╭─ EXCERPTED DATA

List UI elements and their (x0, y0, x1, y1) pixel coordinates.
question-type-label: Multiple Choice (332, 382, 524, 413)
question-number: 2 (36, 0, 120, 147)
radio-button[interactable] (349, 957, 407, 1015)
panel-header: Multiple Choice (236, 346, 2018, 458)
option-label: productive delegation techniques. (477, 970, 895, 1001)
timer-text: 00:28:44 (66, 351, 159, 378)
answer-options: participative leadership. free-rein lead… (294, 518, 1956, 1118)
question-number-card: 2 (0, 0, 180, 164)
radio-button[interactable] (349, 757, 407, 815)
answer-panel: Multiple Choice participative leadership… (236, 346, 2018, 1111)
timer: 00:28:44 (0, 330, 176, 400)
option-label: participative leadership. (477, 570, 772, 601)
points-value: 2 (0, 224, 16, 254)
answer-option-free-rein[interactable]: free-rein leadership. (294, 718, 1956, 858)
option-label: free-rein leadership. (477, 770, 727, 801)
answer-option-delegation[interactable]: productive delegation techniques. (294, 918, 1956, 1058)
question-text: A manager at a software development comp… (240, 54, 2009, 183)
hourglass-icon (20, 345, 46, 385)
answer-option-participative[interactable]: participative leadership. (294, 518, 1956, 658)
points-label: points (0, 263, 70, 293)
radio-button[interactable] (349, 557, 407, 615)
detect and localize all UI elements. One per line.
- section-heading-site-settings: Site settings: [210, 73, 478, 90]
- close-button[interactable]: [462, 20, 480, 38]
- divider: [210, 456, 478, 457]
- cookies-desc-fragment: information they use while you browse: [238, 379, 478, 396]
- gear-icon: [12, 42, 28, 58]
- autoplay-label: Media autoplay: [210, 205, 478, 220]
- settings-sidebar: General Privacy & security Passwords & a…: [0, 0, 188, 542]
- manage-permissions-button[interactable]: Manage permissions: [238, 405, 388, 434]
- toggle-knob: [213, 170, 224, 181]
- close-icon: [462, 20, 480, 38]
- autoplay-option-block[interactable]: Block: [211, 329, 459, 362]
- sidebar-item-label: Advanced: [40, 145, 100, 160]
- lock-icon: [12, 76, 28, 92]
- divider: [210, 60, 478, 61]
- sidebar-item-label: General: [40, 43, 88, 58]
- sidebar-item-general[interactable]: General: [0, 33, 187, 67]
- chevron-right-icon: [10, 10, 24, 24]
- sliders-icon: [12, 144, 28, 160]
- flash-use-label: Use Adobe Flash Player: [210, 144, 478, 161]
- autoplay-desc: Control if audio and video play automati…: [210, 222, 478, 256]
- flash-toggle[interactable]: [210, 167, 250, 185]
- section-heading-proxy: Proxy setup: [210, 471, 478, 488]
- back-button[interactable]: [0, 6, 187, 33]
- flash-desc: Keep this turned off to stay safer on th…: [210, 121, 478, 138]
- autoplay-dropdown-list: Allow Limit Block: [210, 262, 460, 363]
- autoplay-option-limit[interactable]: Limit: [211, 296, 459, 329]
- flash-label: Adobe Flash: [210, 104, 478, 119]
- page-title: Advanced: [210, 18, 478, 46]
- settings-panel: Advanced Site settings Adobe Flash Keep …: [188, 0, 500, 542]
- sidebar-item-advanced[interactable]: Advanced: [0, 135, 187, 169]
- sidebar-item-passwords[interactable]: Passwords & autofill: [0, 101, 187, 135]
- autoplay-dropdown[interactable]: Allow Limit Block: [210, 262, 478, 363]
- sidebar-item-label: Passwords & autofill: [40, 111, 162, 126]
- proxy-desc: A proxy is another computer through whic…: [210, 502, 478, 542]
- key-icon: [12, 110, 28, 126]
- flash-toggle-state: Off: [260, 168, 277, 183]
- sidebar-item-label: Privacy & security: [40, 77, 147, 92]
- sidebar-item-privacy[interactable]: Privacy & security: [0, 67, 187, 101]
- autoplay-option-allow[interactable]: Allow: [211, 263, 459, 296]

╰─

WHAT THE TASK ASKS -> Rewrite all of the data above so that every "radio-button" becomes "radio-input", and keep everything else the same.

RESULT FOR THIS TASK ->
List UI elements and their (x0, y0, x1, y1) pixel coordinates.
question-type-label: Multiple Choice (332, 382, 524, 413)
question-number: 2 (36, 0, 120, 147)
radio-input[interactable] (349, 957, 407, 1015)
panel-header: Multiple Choice (236, 346, 2018, 458)
option-label: productive delegation techniques. (477, 970, 895, 1001)
timer-text: 00:28:44 (66, 351, 159, 378)
answer-options: participative leadership. free-rein lead… (294, 518, 1956, 1118)
question-number-card: 2 (0, 0, 180, 164)
radio-input[interactable] (349, 757, 407, 815)
answer-panel: Multiple Choice participative leadership… (236, 346, 2018, 1111)
timer: 00:28:44 (0, 330, 176, 400)
option-label: participative leadership. (477, 570, 772, 601)
points-value: 2 (0, 224, 16, 254)
answer-option-free-rein[interactable]: free-rein leadership. (294, 718, 1956, 858)
option-label: free-rein leadership. (477, 770, 727, 801)
answer-option-delegation[interactable]: productive delegation techniques. (294, 918, 1956, 1058)
question-text: A manager at a software development comp… (240, 54, 2009, 183)
hourglass-icon (20, 345, 46, 385)
answer-option-participative[interactable]: participative leadership. (294, 518, 1956, 658)
points-label: points (0, 263, 70, 293)
radio-input[interactable] (349, 557, 407, 615)
detect and localize all UI elements. One per line.
- section-heading-site-settings: Site settings: [210, 73, 478, 90]
- close-button[interactable]: [462, 20, 480, 38]
- divider: [210, 456, 478, 457]
- cookies-desc-fragment: information they use while you browse: [238, 379, 478, 396]
- gear-icon: [12, 42, 28, 58]
- autoplay-label: Media autoplay: [210, 205, 478, 220]
- settings-sidebar: General Privacy & security Passwords & a…: [0, 0, 188, 542]
- manage-permissions-button[interactable]: Manage permissions: [238, 405, 388, 434]
- toggle-knob: [213, 170, 224, 181]
- close-icon: [462, 20, 480, 38]
- autoplay-option-block[interactable]: Block: [211, 329, 459, 362]
- sidebar-item-label: Advanced: [40, 145, 100, 160]
- lock-icon: [12, 76, 28, 92]
- divider: [210, 60, 478, 61]
- sidebar-item-label: General: [40, 43, 88, 58]
- sidebar-item-general[interactable]: General: [0, 33, 187, 67]
- chevron-right-icon: [10, 10, 24, 24]
- sliders-icon: [12, 144, 28, 160]
- flash-use-label: Use Adobe Flash Player: [210, 144, 478, 161]
- autoplay-desc: Control if audio and video play automati…: [210, 222, 478, 256]
- flash-toggle[interactable]: [210, 167, 250, 185]
- section-heading-proxy: Proxy setup: [210, 471, 478, 488]
- back-button[interactable]: [0, 6, 187, 33]
- flash-desc: Keep this turned off to stay safer on th…: [210, 121, 478, 138]
- autoplay-dropdown-list: Allow Limit Block: [210, 262, 460, 363]
- autoplay-option-limit[interactable]: Limit: [211, 296, 459, 329]
- flash-label: Adobe Flash: [210, 104, 478, 119]
- page-title: Advanced: [210, 18, 478, 46]
- settings-panel: Advanced Site settings Adobe Flash Keep …: [188, 0, 500, 542]
- sidebar-item-advanced[interactable]: Advanced: [0, 135, 187, 169]
- sidebar-item-passwords[interactable]: Passwords & autofill: [0, 101, 187, 135]
- autoplay-dropdown[interactable]: Allow Limit Block: [210, 262, 478, 363]
- sidebar-item-label: Passwords & autofill: [40, 111, 162, 126]
- proxy-desc: A proxy is another computer through whic…: [210, 502, 478, 542]
- key-icon: [12, 110, 28, 126]
- flash-toggle-state: Off: [260, 168, 277, 183]
- sidebar-item-label: Privacy & security: [40, 77, 147, 92]
- sidebar-item-privacy[interactable]: Privacy & security: [0, 67, 187, 101]
- autoplay-option-allow[interactable]: Allow: [211, 263, 459, 296]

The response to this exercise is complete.